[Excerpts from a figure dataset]
— Start —

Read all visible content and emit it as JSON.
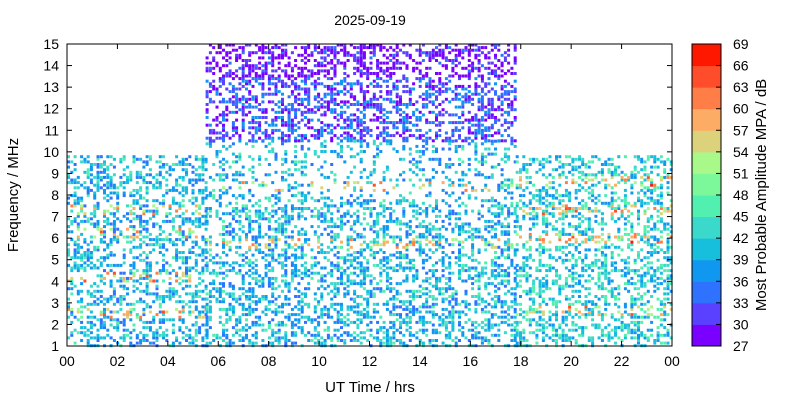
{
  "chart_data": {
    "type": "heatmap",
    "title": "2025-09-19",
    "xlabel": "UT Time / hrs",
    "ylabel": "Frequency / MHz",
    "colorbar_label": "Most Probable Amplitude MPA / dB",
    "xlim": [
      0,
      24
    ],
    "ylim": [
      1,
      15
    ],
    "x_ticks": [
      "00",
      "02",
      "04",
      "06",
      "08",
      "10",
      "12",
      "14",
      "16",
      "18",
      "20",
      "22",
      "00"
    ],
    "y_ticks": [
      "1",
      "2",
      "3",
      "4",
      "5",
      "6",
      "7",
      "8",
      "9",
      "10",
      "11",
      "12",
      "13",
      "14",
      "15"
    ],
    "colorbar_range": [
      27,
      69
    ],
    "colorbar_ticks": [
      "27",
      "30",
      "33",
      "36",
      "39",
      "42",
      "45",
      "48",
      "51",
      "54",
      "57",
      "60",
      "63",
      "66",
      "69"
    ],
    "colormap": [
      "#7a00ff",
      "#5a40ff",
      "#2f72ff",
      "#1098f0",
      "#18bfdc",
      "#3ad9cc",
      "#52f0b0",
      "#7cf89a",
      "#a8f88a",
      "#dcd27c",
      "#fcac64",
      "#ff7e48",
      "#ff4c2a",
      "#ff1800"
    ],
    "regions": [
      {
        "t_start": 0.0,
        "t_end": 5.5,
        "f_min": 1.0,
        "f_max": 9.8,
        "level_db": 40,
        "hot_bands_mhz": [
          2.5,
          4.2,
          6.2,
          7.3
        ]
      },
      {
        "t_start": 5.5,
        "t_end": 17.8,
        "f_min": 1.0,
        "f_max": 10.5,
        "level_db": 40,
        "hot_bands_mhz": [
          5.7,
          8.4
        ]
      },
      {
        "t_start": 5.5,
        "t_end": 17.8,
        "f_min": 10.5,
        "f_max": 15.0,
        "level_db": 33,
        "hot_bands_mhz": []
      },
      {
        "t_start": 17.8,
        "t_end": 24.0,
        "f_min": 1.0,
        "f_max": 9.8,
        "level_db": 42,
        "hot_bands_mhz": [
          2.6,
          6.0,
          7.3,
          8.6
        ]
      }
    ]
  }
}
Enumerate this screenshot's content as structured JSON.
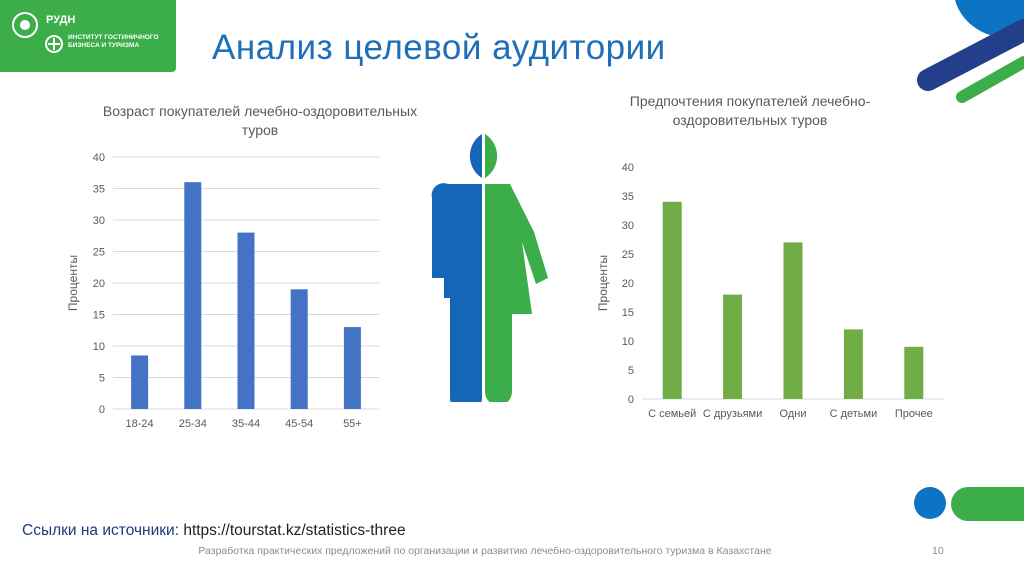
{
  "logo": {
    "brand": "РУДН",
    "institute": "ИНСТИТУТ ГОСТИНИЧНОГО БИЗНЕСА И ТУРИЗМА"
  },
  "page": {
    "title": "Анализ целевой аудитории",
    "source_label": "Ссылки на источники:",
    "source_url": "https://tourstat.kz/statistics-three",
    "footer": "Разработка практических предложений по организации и развитию лечебно-оздоровительного туризма в Казахстане",
    "page_number": "10"
  },
  "colors": {
    "blue": "#4472c4",
    "green": "#70ad47",
    "brand_green": "#3cae49",
    "brand_blue": "#1f6fb8"
  },
  "chart_data": [
    {
      "type": "bar",
      "title": "Возраст покупателей лечебно-оздоровительных туров",
      "title_lines": [
        "Возраст покупателей лечебно-оздоровительных",
        "туров"
      ],
      "ylabel": "Проценты",
      "categories": [
        "18-24",
        "25-34",
        "35-44",
        "45-54",
        "55+"
      ],
      "values": [
        8.5,
        36,
        28,
        19,
        13
      ],
      "ylim": [
        0,
        40
      ],
      "yticks": [
        0,
        5,
        10,
        15,
        20,
        25,
        30,
        35,
        40
      ],
      "grid": true,
      "color": "#4472c4"
    },
    {
      "type": "bar",
      "title": "Предпочтения покупателей лечебно-оздоровительных туров",
      "title_lines": [
        "Предпочтения покупателей лечебно-",
        "оздоровительных туров"
      ],
      "ylabel": "Проценты",
      "categories": [
        "С семьей",
        "С друзьями",
        "Одни",
        "С детьми",
        "Прочее"
      ],
      "values": [
        34,
        18,
        27,
        12,
        9
      ],
      "ylim": [
        0,
        40
      ],
      "yticks": [
        0,
        5,
        10,
        15,
        20,
        25,
        30,
        35,
        40
      ],
      "grid": false,
      "color": "#70ad47"
    }
  ]
}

— End —

# REQUIRED TASK:
Output the material word for word, omitting its pictures.

# WRITTEN ANSWER:
Read all visible content and emit it as JSON.
{
  "chart_data": {
    "type": "heatmap",
    "title": "2025-09-19",
    "xlabel": "UT Time / hrs",
    "ylabel": "Frequency / MHz",
    "colorbar_label": "Most Probable Amplitude MPA / dB",
    "xlim": [
      0,
      24
    ],
    "ylim": [
      1,
      15
    ],
    "x_ticks": [
      "00",
      "02",
      "04",
      "06",
      "08",
      "10",
      "12",
      "14",
      "16",
      "18",
      "20",
      "22",
      "00"
    ],
    "y_ticks": [
      "1",
      "2",
      "3",
      "4",
      "5",
      "6",
      "7",
      "8",
      "9",
      "10",
      "11",
      "12",
      "13",
      "14",
      "15"
    ],
    "colorbar_range": [
      27,
      69
    ],
    "colorbar_ticks": [
      "27",
      "30",
      "33",
      "36",
      "39",
      "42",
      "45",
      "48",
      "51",
      "54",
      "57",
      "60",
      "63",
      "66",
      "69"
    ],
    "colormap": [
      "#7a00ff",
      "#5a40ff",
      "#2f72ff",
      "#1098f0",
      "#18bfdc",
      "#3ad9cc",
      "#52f0b0",
      "#7cf89a",
      "#a8f88a",
      "#dcd27c",
      "#fcac64",
      "#ff7e48",
      "#ff4c2a",
      "#ff1800"
    ],
    "regions": [
      {
        "t_start": 0.0,
        "t_end": 5.5,
        "f_min": 1.0,
        "f_max": 9.8,
        "level_db": 40,
        "hot_bands_mhz": [
          2.5,
          4.2,
          6.2,
          7.3
        ]
      },
      {
        "t_start": 5.5,
        "t_end": 17.8,
        "f_min": 1.0,
        "f_max": 10.5,
        "level_db": 40,
        "hot_bands_mhz": [
          5.7,
          8.4
        ]
      },
      {
        "t_start": 5.5,
        "t_end": 17.8,
        "f_min": 10.5,
        "f_max": 15.0,
        "level_db": 33,
        "hot_bands_mhz": []
      },
      {
        "t_start": 17.8,
        "t_end": 24.0,
        "f_min": 1.0,
        "f_max": 9.8,
        "level_db": 42,
        "hot_bands_mhz": [
          2.6,
          6.0,
          7.3,
          8.6
        ]
      }
    ]
  }
}
Enumerate this screenshot's content as structured JSON.
{
  "logo": {
    "brand": "РУДН",
    "institute": "ИНСТИТУТ ГОСТИНИЧНОГО БИЗНЕСА И ТУРИЗМА"
  },
  "page": {
    "title": "Анализ целевой аудитории",
    "source_label": "Ссылки на источники:",
    "source_url": "https://tourstat.kz/statistics-three",
    "footer": "Разработка практических предложений по организации и развитию лечебно-оздоровительного туризма в Казахстане",
    "page_number": "10"
  },
  "colors": {
    "blue": "#4472c4",
    "green": "#70ad47",
    "brand_green": "#3cae49",
    "brand_blue": "#1f6fb8"
  },
  "chart_data": [
    {
      "type": "bar",
      "title": "Возраст покупателей лечебно-оздоровительных туров",
      "title_lines": [
        "Возраст покупателей лечебно-оздоровительных",
        "туров"
      ],
      "ylabel": "Проценты",
      "categories": [
        "18-24",
        "25-34",
        "35-44",
        "45-54",
        "55+"
      ],
      "values": [
        8.5,
        36,
        28,
        19,
        13
      ],
      "ylim": [
        0,
        40
      ],
      "yticks": [
        0,
        5,
        10,
        15,
        20,
        25,
        30,
        35,
        40
      ],
      "grid": true,
      "color": "#4472c4"
    },
    {
      "type": "bar",
      "title": "Предпочтения покупателей лечебно-оздоровительных туров",
      "title_lines": [
        "Предпочтения покупателей лечебно-",
        "оздоровительных туров"
      ],
      "ylabel": "Проценты",
      "categories": [
        "С семьей",
        "С друзьями",
        "Одни",
        "С детьми",
        "Прочее"
      ],
      "values": [
        34,
        18,
        27,
        12,
        9
      ],
      "ylim": [
        0,
        40
      ],
      "yticks": [
        0,
        5,
        10,
        15,
        20,
        25,
        30,
        35,
        40
      ],
      "grid": false,
      "color": "#70ad47"
    }
  ]
}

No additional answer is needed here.